═════ Material for this exercise

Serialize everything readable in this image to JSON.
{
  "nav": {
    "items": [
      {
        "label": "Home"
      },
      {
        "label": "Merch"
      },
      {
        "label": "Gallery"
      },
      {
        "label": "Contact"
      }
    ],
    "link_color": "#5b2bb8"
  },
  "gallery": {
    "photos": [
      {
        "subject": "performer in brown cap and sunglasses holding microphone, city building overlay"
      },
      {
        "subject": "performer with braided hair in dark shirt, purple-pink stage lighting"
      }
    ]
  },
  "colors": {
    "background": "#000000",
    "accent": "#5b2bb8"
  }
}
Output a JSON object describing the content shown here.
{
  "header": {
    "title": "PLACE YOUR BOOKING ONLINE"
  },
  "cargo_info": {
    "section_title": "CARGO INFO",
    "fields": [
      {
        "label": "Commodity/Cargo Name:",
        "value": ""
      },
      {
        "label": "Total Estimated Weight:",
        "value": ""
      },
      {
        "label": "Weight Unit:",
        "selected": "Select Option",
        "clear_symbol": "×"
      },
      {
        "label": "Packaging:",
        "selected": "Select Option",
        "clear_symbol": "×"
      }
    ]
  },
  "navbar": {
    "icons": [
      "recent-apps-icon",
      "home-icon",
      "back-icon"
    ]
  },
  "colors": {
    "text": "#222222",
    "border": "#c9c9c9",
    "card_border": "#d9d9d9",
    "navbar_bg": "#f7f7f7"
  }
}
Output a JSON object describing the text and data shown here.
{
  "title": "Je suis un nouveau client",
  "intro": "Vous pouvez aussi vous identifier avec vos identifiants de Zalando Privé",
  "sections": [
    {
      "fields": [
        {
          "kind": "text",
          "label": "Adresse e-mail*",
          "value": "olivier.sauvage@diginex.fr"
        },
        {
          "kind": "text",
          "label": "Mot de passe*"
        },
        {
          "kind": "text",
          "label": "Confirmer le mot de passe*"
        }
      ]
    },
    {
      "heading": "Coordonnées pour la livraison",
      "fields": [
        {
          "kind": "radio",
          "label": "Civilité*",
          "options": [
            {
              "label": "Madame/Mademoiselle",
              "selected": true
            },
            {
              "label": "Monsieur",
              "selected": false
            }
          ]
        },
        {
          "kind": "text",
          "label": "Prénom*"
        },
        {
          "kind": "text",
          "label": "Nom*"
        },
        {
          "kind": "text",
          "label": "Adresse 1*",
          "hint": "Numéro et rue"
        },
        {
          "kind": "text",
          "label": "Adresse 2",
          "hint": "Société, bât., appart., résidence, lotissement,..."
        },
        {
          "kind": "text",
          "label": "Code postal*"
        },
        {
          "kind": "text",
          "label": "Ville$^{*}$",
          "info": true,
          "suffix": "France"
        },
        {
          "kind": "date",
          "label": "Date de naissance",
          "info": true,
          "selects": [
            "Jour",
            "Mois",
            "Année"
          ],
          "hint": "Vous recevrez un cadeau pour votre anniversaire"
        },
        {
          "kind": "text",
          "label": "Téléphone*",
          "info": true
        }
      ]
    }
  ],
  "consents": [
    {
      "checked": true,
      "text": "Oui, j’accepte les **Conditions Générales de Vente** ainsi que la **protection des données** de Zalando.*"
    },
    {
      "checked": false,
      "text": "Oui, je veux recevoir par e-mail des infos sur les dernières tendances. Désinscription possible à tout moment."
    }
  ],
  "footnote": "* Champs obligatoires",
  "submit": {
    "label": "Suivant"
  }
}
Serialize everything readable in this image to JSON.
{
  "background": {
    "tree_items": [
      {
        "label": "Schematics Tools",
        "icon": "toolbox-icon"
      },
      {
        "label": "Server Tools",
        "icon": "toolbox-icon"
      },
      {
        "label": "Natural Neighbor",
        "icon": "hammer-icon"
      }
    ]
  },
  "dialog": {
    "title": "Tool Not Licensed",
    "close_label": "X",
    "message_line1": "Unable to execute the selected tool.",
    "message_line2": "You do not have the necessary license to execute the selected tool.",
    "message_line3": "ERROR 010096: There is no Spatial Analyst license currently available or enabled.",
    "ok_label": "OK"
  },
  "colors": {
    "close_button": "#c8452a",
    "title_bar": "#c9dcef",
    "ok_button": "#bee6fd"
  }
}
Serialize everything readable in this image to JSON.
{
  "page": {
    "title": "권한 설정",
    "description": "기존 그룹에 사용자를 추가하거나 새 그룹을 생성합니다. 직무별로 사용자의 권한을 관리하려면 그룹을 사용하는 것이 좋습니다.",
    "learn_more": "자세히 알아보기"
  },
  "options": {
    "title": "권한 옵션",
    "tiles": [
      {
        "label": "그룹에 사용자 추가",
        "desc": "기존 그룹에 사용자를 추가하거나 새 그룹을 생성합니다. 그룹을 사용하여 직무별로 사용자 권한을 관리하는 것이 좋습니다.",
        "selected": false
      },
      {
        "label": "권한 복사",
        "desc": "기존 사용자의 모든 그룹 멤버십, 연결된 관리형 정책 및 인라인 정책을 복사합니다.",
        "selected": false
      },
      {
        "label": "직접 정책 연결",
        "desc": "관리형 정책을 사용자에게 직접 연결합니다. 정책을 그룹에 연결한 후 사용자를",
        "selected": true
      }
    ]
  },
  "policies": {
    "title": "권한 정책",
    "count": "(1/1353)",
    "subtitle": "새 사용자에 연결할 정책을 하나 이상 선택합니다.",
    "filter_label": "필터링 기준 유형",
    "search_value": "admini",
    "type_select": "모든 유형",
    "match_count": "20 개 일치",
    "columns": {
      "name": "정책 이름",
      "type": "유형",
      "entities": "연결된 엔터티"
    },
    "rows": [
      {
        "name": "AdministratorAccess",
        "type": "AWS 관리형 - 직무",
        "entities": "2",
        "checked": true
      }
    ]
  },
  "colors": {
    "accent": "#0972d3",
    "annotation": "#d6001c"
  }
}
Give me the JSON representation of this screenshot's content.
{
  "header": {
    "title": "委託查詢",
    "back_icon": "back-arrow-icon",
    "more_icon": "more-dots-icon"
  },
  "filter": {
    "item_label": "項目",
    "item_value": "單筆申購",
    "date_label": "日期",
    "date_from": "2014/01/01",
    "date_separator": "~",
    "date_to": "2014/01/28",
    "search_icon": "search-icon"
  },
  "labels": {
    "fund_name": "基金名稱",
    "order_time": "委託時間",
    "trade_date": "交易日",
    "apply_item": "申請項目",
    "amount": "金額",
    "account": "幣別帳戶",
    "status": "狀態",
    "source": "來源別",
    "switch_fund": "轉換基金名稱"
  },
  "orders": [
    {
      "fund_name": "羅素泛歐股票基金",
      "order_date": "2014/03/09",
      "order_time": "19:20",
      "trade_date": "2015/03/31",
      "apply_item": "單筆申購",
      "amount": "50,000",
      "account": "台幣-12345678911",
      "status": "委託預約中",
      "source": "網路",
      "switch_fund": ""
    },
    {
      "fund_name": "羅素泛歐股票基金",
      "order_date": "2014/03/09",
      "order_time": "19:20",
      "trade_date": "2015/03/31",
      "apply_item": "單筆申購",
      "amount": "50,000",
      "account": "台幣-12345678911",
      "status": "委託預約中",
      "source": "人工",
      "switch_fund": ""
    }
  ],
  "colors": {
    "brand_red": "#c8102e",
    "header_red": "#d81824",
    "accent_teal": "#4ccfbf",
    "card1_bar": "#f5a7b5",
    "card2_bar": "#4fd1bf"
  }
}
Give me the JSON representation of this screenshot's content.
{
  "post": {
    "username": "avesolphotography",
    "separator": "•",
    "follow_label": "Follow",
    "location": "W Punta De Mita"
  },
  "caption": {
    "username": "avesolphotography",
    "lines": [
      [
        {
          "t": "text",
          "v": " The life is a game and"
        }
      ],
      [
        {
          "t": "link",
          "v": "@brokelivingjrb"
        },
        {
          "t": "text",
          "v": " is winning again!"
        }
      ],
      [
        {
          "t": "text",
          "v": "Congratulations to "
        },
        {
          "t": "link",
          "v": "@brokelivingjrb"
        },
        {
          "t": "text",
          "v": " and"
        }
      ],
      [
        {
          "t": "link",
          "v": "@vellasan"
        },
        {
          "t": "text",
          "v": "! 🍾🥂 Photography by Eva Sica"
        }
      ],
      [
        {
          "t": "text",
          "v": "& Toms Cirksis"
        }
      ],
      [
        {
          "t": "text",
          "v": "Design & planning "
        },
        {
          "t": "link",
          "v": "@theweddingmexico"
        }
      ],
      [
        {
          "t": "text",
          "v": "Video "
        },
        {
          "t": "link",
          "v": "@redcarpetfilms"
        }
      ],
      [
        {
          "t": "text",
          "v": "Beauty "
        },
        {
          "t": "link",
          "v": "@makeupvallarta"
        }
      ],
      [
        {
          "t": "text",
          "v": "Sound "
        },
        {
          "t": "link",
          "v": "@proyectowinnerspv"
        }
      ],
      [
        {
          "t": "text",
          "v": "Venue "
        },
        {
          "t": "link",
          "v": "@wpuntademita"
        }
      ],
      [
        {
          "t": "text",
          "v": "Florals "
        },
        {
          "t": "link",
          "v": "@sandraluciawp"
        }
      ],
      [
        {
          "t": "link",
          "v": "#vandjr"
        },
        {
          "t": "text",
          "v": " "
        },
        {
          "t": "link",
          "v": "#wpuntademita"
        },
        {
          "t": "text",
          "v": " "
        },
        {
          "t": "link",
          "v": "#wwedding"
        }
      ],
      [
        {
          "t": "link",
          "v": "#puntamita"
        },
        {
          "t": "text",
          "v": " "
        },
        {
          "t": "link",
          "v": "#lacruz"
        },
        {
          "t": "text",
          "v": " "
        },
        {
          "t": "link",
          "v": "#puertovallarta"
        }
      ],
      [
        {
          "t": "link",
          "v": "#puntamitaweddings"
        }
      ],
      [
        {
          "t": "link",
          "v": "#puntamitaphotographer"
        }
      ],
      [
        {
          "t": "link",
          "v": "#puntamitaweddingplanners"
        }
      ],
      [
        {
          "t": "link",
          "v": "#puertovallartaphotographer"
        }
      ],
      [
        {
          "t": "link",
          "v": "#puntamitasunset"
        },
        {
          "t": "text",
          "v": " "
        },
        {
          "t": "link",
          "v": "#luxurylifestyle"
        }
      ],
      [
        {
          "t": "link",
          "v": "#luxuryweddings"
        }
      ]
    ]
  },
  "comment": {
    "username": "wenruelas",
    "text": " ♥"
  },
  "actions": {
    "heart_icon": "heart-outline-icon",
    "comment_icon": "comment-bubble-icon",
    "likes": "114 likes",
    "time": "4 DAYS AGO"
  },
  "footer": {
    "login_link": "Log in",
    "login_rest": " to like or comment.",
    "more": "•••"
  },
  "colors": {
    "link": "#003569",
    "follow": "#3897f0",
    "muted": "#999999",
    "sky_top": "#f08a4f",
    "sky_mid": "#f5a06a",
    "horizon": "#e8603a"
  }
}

══════════

**Exercise task:**
Where a line in the material above holds "pour", copy that line.

**Solution to this task:**
      "heading": "Coordonnées pour la livraison",
          "hint": "Vous recevrez un cadeau pour votre anniversaire"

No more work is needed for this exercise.